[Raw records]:
┄┄┄┄┄┄┄┄┄┄┄┄┄┄┄┄┄┄┄┄

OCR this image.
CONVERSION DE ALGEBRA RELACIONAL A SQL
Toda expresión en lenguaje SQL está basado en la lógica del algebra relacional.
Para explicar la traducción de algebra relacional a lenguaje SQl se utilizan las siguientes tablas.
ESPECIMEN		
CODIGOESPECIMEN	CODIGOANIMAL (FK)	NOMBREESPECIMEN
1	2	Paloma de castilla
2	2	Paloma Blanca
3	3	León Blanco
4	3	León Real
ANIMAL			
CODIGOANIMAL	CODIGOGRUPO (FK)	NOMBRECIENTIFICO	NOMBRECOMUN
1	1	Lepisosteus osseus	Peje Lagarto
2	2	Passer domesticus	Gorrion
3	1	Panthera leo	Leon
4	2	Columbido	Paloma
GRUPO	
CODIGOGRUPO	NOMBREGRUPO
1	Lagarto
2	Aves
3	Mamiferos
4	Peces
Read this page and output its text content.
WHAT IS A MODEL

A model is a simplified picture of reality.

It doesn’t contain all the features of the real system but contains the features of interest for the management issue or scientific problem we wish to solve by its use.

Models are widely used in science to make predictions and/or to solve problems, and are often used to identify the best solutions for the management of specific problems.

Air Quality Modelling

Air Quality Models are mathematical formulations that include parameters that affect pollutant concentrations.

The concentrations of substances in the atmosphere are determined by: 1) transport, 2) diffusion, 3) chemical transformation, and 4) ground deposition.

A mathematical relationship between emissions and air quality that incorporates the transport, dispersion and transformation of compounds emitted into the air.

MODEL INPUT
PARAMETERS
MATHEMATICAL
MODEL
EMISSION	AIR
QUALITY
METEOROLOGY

┄┄┄┄┄┄┄┄┄┄┄┄┄┄┄┄┄┄┄┄

[PROBLEM TO WORK ON]: Write out only what runs from the line holding "Read this page and output its text content." through the last line of the records, exactly as shown.

[ANSWER TO THE TASK]:
Read this page and output its text content.
WHAT IS A MODEL

A model is a simplified picture of reality.

It doesn’t contain all the features of the real system but contains the features of interest for the management issue or scientific problem we wish to solve by its use.

Models are widely used in science to make predictions and/or to solve problems, and are often used to identify the best solutions for the management of specific problems.

Air Quality Modelling

Air Quality Models are mathematical formulations that include parameters that affect pollutant concentrations.

The concentrations of substances in the atmosphere are determined by: 1) transport, 2) diffusion, 3) chemical transformation, and 4) ground deposition.

A mathematical relationship between emissions and air quality that incorporates the transport, dispersion and transformation of compounds emitted into the air.

MODEL INPUT
PARAMETERS
MATHEMATICAL
MODEL
EMISSION	AIR
QUALITY
METEOROLOGY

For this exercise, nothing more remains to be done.